## Supplied records

[Begin]

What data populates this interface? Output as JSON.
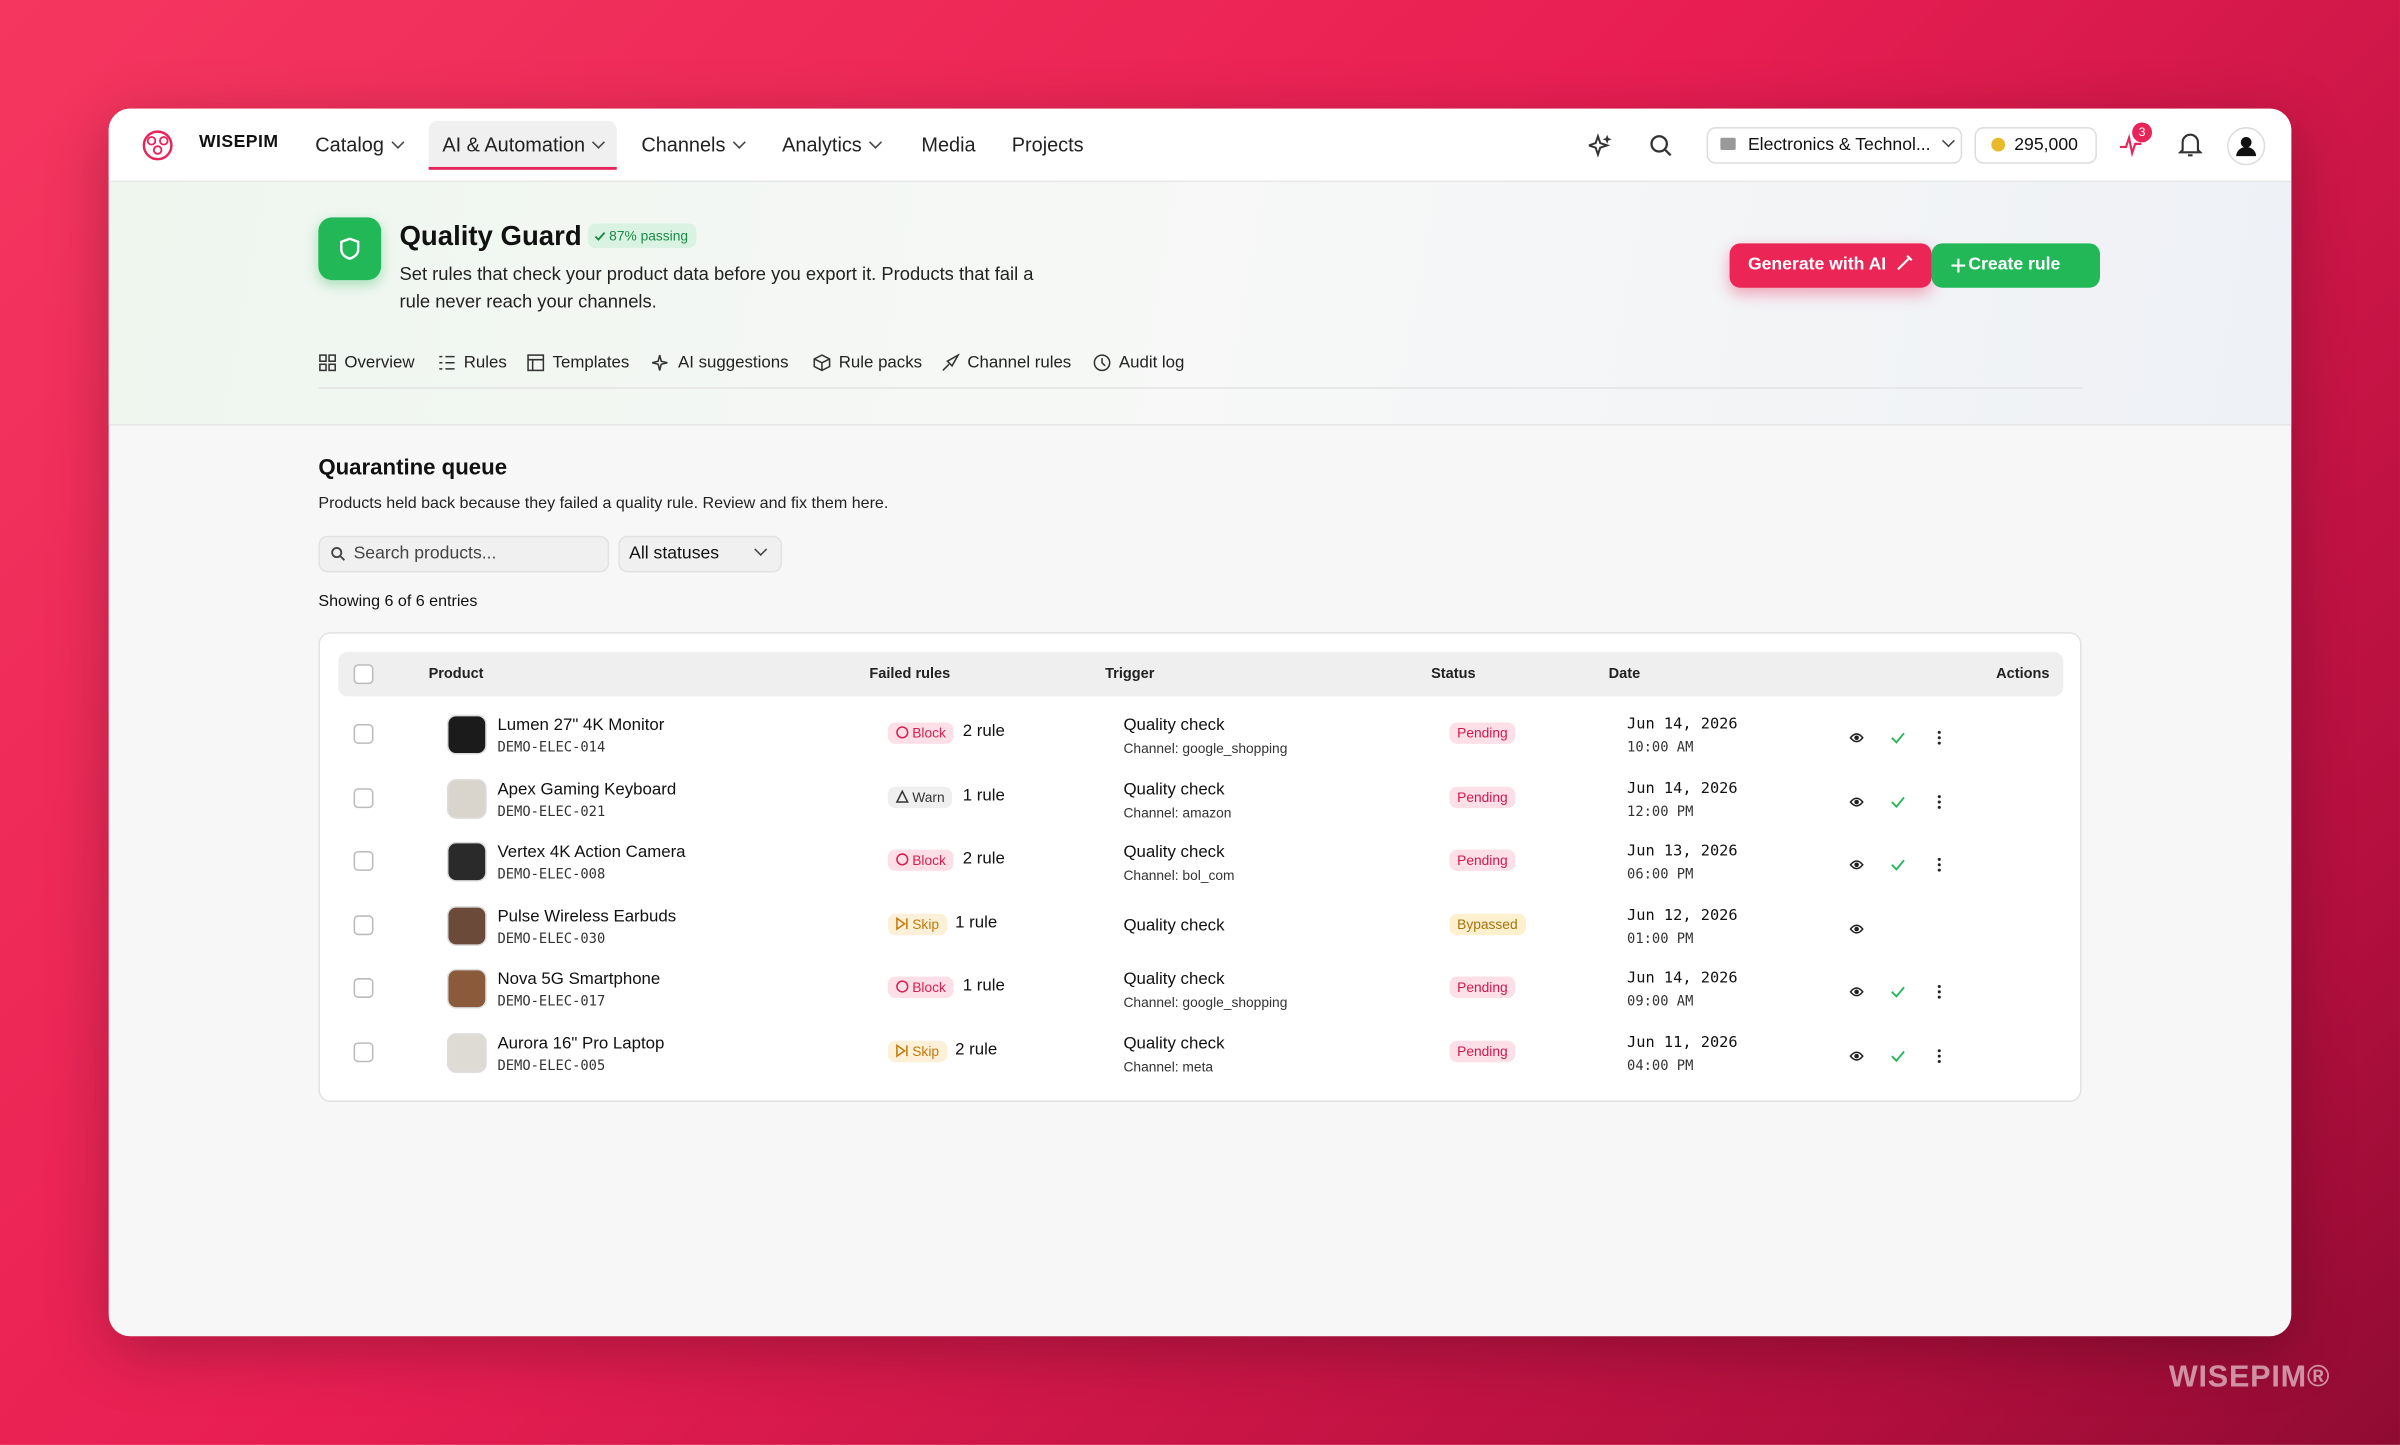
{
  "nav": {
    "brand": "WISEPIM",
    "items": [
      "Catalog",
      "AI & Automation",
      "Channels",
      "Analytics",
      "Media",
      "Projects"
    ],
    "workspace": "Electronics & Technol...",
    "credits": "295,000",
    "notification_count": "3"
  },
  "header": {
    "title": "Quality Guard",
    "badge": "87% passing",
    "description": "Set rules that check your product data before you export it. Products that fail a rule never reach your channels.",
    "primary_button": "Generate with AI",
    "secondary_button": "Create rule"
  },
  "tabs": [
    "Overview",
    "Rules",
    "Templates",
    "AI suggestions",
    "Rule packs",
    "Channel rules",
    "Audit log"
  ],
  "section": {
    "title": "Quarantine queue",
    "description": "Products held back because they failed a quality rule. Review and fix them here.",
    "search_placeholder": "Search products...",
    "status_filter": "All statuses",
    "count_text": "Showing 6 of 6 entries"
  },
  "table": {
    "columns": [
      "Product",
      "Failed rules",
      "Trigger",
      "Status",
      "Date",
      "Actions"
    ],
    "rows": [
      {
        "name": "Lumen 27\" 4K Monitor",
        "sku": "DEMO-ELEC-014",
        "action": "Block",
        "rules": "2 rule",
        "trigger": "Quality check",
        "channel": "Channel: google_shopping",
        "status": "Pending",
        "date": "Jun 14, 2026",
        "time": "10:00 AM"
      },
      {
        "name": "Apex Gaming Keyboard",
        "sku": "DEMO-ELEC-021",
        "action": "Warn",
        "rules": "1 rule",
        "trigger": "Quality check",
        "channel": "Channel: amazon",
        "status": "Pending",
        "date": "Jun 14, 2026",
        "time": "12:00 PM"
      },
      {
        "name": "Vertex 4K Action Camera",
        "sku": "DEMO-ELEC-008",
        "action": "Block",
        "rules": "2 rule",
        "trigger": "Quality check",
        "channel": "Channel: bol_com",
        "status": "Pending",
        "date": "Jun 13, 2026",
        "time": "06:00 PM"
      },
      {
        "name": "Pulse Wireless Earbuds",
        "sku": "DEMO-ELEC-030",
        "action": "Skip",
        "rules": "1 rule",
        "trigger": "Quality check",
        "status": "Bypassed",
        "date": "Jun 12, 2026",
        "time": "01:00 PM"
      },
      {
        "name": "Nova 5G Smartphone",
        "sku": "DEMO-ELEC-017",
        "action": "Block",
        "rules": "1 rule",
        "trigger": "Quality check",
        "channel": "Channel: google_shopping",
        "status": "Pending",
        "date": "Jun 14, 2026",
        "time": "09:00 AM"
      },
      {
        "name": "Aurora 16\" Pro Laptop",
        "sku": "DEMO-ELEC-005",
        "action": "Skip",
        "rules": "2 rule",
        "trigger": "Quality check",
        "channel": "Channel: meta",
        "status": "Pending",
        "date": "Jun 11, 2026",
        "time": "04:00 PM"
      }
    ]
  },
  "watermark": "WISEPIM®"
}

[End]

## Task instructions
Find every line in the records above that contains the word "data", and copy each one.

## Final result
What data populates this interface? Output as JSON.
    "description": "Set rules that check your product data before you export it. Products that fail a rule never reach your channels.",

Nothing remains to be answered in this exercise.